Retype the records below exactly as they appear.

________________

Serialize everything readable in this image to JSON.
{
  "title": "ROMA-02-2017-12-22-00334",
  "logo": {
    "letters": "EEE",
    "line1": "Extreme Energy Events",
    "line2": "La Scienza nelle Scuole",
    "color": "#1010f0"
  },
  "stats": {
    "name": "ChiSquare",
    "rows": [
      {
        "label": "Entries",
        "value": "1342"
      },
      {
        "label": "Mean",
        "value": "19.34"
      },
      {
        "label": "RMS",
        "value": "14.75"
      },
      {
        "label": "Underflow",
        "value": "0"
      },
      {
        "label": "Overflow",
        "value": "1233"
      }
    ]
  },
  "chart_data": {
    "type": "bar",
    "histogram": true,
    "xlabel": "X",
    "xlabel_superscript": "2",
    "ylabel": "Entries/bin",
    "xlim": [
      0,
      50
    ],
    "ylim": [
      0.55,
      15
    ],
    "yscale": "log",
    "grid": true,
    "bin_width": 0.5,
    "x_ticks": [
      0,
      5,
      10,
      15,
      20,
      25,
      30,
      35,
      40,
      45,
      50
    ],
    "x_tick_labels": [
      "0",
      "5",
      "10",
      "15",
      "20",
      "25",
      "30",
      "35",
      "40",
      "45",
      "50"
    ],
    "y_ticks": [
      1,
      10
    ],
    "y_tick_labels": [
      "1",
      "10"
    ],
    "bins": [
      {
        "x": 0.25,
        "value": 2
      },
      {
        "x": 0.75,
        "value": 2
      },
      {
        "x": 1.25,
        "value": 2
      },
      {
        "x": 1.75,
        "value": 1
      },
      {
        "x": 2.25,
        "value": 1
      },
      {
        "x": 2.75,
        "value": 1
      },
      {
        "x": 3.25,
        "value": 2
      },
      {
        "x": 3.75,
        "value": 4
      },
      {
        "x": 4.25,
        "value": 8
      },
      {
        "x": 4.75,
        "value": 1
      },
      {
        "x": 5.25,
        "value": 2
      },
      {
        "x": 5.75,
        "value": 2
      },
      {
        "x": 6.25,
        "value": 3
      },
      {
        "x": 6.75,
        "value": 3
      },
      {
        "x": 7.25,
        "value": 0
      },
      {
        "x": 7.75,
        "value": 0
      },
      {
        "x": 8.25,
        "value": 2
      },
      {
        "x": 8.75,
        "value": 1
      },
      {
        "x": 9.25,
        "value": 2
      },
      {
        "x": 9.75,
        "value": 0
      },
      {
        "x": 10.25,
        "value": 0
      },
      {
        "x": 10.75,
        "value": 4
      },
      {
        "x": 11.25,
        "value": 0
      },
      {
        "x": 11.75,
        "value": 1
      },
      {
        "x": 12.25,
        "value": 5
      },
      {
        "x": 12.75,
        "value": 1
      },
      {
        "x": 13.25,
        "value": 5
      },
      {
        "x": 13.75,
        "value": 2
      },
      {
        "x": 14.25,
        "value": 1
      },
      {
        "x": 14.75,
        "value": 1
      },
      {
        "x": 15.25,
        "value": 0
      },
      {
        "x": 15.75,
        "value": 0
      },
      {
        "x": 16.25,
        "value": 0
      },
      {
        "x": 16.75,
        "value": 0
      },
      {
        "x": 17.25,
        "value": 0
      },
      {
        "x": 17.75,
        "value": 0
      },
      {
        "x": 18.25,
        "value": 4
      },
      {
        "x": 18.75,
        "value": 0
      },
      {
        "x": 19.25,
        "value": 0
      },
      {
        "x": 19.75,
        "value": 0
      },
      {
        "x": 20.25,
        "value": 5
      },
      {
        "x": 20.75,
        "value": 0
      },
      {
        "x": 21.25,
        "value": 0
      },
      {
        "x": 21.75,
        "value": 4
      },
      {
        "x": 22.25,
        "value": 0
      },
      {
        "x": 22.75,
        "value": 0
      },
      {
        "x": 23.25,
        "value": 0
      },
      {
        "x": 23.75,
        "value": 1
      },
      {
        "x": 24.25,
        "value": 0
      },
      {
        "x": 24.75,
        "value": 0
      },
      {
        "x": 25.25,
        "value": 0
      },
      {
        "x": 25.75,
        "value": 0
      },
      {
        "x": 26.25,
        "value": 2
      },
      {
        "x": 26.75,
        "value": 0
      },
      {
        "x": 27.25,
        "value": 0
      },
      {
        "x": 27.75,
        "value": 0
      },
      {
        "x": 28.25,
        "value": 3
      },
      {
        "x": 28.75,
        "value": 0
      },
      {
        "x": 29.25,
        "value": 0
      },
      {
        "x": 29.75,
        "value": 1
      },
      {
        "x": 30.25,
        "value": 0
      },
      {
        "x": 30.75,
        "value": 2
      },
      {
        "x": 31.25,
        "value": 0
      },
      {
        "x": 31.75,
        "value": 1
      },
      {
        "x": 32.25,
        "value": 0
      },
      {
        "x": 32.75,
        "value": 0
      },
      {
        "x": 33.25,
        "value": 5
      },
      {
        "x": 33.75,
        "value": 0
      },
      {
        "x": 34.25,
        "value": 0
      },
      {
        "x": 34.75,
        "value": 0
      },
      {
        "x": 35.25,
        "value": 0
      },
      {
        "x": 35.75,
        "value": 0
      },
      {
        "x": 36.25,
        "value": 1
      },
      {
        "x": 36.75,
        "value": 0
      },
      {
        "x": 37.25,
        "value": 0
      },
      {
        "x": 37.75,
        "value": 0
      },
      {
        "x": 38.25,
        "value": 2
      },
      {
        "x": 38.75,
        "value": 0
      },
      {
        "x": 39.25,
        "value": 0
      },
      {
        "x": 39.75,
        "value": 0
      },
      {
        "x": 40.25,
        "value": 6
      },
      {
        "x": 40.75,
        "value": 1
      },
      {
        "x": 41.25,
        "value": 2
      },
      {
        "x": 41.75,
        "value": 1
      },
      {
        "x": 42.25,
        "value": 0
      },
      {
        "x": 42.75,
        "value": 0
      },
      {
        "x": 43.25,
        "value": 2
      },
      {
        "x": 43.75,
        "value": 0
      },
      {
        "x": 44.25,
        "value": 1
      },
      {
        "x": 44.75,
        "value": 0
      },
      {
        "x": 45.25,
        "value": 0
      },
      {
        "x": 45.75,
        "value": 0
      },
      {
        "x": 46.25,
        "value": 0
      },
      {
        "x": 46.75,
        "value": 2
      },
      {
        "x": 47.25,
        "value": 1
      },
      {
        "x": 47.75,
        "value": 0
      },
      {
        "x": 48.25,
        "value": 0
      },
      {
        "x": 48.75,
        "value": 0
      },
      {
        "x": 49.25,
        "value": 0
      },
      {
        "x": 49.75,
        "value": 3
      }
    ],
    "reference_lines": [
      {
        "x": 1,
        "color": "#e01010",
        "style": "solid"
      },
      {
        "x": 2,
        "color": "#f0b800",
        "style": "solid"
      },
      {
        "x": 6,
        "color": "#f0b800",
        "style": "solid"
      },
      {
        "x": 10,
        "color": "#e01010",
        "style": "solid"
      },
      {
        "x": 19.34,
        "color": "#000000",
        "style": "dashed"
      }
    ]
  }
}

________________

Exercise output>
Serialize everything readable in this image to JSON.
{
  "title": "ROMA-02-2017-12-22-00334",
  "logo": {
    "letters": "EEE",
    "line1": "Extreme Energy Events",
    "line2": "La Scienza nelle Scuole",
    "color": "#1010f0"
  },
  "stats": {
    "name": "ChiSquare",
    "rows": [
      {
        "label": "Entries",
        "value": "1342"
      },
      {
        "label": "Mean",
        "value": "19.34"
      },
      {
        "label": "RMS",
        "value": "14.75"
      },
      {
        "label": "Underflow",
        "value": "0"
      },
      {
        "label": "Overflow",
        "value": "1233"
      }
    ]
  },
  "chart_data": {
    "type": "bar",
    "histogram": true,
    "xlabel": "X",
    "xlabel_superscript": "2",
    "ylabel": "Entries/bin",
    "xlim": [
      0,
      50
    ],
    "ylim": [
      0.55,
      15
    ],
    "yscale": "log",
    "grid": true,
    "bin_width": 0.5,
    "x_ticks": [
      0,
      5,
      10,
      15,
      20,
      25,
      30,
      35,
      40,
      45,
      50
    ],
    "x_tick_labels": [
      "0",
      "5",
      "10",
      "15",
      "20",
      "25",
      "30",
      "35",
      "40",
      "45",
      "50"
    ],
    "y_ticks": [
      1,
      10
    ],
    "y_tick_labels": [
      "1",
      "10"
    ],
    "bins": [
      {
        "x": 0.25,
        "value": 2
      },
      {
        "x": 0.75,
        "value": 2
      },
      {
        "x": 1.25,
        "value": 2
      },
      {
        "x": 1.75,
        "value": 1
      },
      {
        "x": 2.25,
        "value": 1
      },
      {
        "x": 2.75,
        "value": 1
      },
      {
        "x": 3.25,
        "value": 2
      },
      {
        "x": 3.75,
        "value": 4
      },
      {
        "x": 4.25,
        "value": 8
      },
      {
        "x": 4.75,
        "value": 1
      },
      {
        "x": 5.25,
        "value": 2
      },
      {
        "x": 5.75,
        "value": 2
      },
      {
        "x": 6.25,
        "value": 3
      },
      {
        "x": 6.75,
        "value": 3
      },
      {
        "x": 7.25,
        "value": 0
      },
      {
        "x": 7.75,
        "value": 0
      },
      {
        "x": 8.25,
        "value": 2
      },
      {
        "x": 8.75,
        "value": 1
      },
      {
        "x": 9.25,
        "value": 2
      },
      {
        "x": 9.75,
        "value": 0
      },
      {
        "x": 10.25,
        "value": 0
      },
      {
        "x": 10.75,
        "value": 4
      },
      {
        "x": 11.25,
        "value": 0
      },
      {
        "x": 11.75,
        "value": 1
      },
      {
        "x": 12.25,
        "value": 5
      },
      {
        "x": 12.75,
        "value": 1
      },
      {
        "x": 13.25,
        "value": 5
      },
      {
        "x": 13.75,
        "value": 2
      },
      {
        "x": 14.25,
        "value": 1
      },
      {
        "x": 14.75,
        "value": 1
      },
      {
        "x": 15.25,
        "value": 0
      },
      {
        "x": 15.75,
        "value": 0
      },
      {
        "x": 16.25,
        "value": 0
      },
      {
        "x": 16.75,
        "value": 0
      },
      {
        "x": 17.25,
        "value": 0
      },
      {
        "x": 17.75,
        "value": 0
      },
      {
        "x": 18.25,
        "value": 4
      },
      {
        "x": 18.75,
        "value": 0
      },
      {
        "x": 19.25,
        "value": 0
      },
      {
        "x": 19.75,
        "value": 0
      },
      {
        "x": 20.25,
        "value": 5
      },
      {
        "x": 20.75,
        "value": 0
      },
      {
        "x": 21.25,
        "value": 0
      },
      {
        "x": 21.75,
        "value": 4
      },
      {
        "x": 22.25,
        "value": 0
      },
      {
        "x": 22.75,
        "value": 0
      },
      {
        "x": 23.25,
        "value": 0
      },
      {
        "x": 23.75,
        "value": 1
      },
      {
        "x": 24.25,
        "value": 0
      },
      {
        "x": 24.75,
        "value": 0
      },
      {
        "x": 25.25,
        "value": 0
      },
      {
        "x": 25.75,
        "value": 0
      },
      {
        "x": 26.25,
        "value": 2
      },
      {
        "x": 26.75,
        "value": 0
      },
      {
        "x": 27.25,
        "value": 0
      },
      {
        "x": 27.75,
        "value": 0
      },
      {
        "x": 28.25,
        "value": 3
      },
      {
        "x": 28.75,
        "value": 0
      },
      {
        "x": 29.25,
        "value": 0
      },
      {
        "x": 29.75,
        "value": 1
      },
      {
        "x": 30.25,
        "value": 0
      },
      {
        "x": 30.75,
        "value": 2
      },
      {
        "x": 31.25,
        "value": 0
      },
      {
        "x": 31.75,
        "value": 1
      },
      {
        "x": 32.25,
        "value": 0
      },
      {
        "x": 32.75,
        "value": 0
      },
      {
        "x": 33.25,
        "value": 5
      },
      {
        "x": 33.75,
        "value": 0
      },
      {
        "x": 34.25,
        "value": 0
      },
      {
        "x": 34.75,
        "value": 0
      },
      {
        "x": 35.25,
        "value": 0
      },
      {
        "x": 35.75,
        "value": 0
      },
      {
        "x": 36.25,
        "value": 1
      },
      {
        "x": 36.75,
        "value": 0
      },
      {
        "x": 37.25,
        "value": 0
      },
      {
        "x": 37.75,
        "value": 0
      },
      {
        "x": 38.25,
        "value": 2
      },
      {
        "x": 38.75,
        "value": 0
      },
      {
        "x": 39.25,
        "value": 0
      },
      {
        "x": 39.75,
        "value": 0
      },
      {
        "x": 40.25,
        "value": 6
      },
      {
        "x": 40.75,
        "value": 1
      },
      {
        "x": 41.25,
        "value": 2
      },
      {
        "x": 41.75,
        "value": 1
      },
      {
        "x": 42.25,
        "value": 0
      },
      {
        "x": 42.75,
        "value": 0
      },
      {
        "x": 43.25,
        "value": 2
      },
      {
        "x": 43.75,
        "value": 0
      },
      {
        "x": 44.25,
        "value": 1
      },
      {
        "x": 44.75,
        "value": 0
      },
      {
        "x": 45.25,
        "value": 0
      },
      {
        "x": 45.75,
        "value": 0
      },
      {
        "x": 46.25,
        "value": 0
      },
      {
        "x": 46.75,
        "value": 2
      },
      {
        "x": 47.25,
        "value": 1
      },
      {
        "x": 47.75,
        "value": 0
      },
      {
        "x": 48.25,
        "value": 0
      },
      {
        "x": 48.75,
        "value": 0
      },
      {
        "x": 49.25,
        "value": 0
      },
      {
        "x": 49.75,
        "value": 3
      }
    ],
    "reference_lines": [
      {
        "x": 1,
        "color": "#e01010",
        "style": "solid"
      },
      {
        "x": 2,
        "color": "#f0b800",
        "style": "solid"
      },
      {
        "x": 6,
        "color": "#f0b800",
        "style": "solid"
      },
      {
        "x": 10,
        "color": "#e01010",
        "style": "solid"
      },
      {
        "x": 19.34,
        "color": "#000000",
        "style": "dashed"
      }
    ]
  }
}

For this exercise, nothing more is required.